EXERCISE GOAL -> Below are records; work out how many of their lines contain "ylabel" and give only that number.

Records excerpted from a collection
━━━━━━━━━━━━━━━━━━━━
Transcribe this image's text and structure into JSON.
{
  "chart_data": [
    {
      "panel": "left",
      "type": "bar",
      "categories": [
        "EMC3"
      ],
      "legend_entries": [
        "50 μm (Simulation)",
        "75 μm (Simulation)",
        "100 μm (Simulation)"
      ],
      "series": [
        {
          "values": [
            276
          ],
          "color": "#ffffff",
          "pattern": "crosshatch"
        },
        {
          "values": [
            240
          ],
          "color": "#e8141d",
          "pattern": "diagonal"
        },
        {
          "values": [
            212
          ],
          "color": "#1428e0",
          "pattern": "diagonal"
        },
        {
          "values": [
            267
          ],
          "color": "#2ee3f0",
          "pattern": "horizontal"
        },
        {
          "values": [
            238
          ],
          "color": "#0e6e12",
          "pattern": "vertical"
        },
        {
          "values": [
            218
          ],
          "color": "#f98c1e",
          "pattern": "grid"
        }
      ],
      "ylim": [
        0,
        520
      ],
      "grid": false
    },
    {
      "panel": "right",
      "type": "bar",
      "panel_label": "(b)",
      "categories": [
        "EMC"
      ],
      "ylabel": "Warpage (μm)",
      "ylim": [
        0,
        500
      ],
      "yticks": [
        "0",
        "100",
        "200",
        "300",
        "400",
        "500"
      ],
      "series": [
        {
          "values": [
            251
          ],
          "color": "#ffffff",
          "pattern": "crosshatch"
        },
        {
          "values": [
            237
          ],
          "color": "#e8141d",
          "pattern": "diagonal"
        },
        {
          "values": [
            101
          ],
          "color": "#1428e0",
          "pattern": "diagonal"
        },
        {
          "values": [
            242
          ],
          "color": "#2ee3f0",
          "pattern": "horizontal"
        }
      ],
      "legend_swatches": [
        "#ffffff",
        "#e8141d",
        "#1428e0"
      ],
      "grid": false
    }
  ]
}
━━━━━━━━━━━━━━━━━━━━
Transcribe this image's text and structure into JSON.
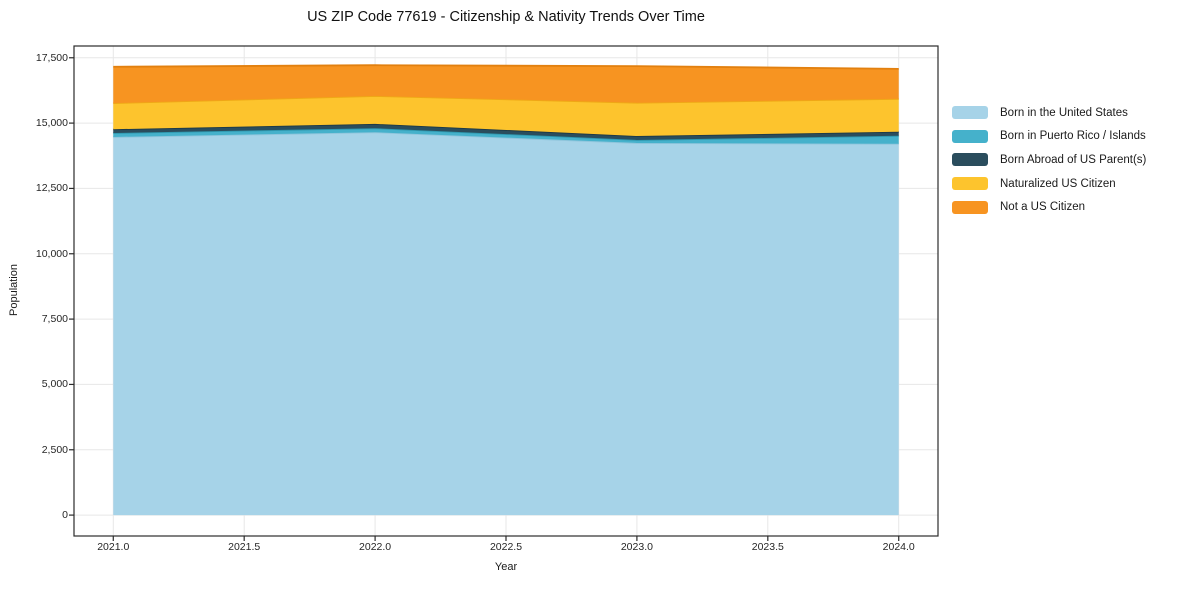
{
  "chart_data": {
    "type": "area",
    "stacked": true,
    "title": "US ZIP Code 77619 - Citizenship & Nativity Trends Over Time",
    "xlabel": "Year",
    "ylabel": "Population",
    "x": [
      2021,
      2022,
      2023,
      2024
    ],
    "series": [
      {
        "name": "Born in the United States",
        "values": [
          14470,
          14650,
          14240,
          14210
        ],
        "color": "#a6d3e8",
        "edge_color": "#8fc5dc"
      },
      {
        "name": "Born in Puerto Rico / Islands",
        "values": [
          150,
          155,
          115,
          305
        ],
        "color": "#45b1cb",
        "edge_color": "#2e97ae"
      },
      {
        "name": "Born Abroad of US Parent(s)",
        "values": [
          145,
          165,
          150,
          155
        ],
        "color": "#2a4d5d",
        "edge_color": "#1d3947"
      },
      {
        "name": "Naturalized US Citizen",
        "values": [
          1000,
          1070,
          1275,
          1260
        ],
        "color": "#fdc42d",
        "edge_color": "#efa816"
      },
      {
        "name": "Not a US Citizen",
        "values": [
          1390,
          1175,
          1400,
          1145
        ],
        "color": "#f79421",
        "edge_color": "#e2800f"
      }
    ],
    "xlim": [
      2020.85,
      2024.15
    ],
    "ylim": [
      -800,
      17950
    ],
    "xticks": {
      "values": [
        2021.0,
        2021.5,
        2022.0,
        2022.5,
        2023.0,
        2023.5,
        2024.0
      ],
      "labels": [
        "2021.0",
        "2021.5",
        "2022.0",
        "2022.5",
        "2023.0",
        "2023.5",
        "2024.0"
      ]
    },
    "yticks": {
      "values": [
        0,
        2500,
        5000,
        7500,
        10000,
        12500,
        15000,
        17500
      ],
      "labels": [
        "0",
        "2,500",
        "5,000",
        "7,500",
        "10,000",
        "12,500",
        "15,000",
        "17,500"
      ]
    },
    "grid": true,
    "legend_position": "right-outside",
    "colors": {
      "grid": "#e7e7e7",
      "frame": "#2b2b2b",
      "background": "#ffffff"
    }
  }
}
━━━━━━━━━━━━━━━━━━━━
TASK SOLUTION -> 2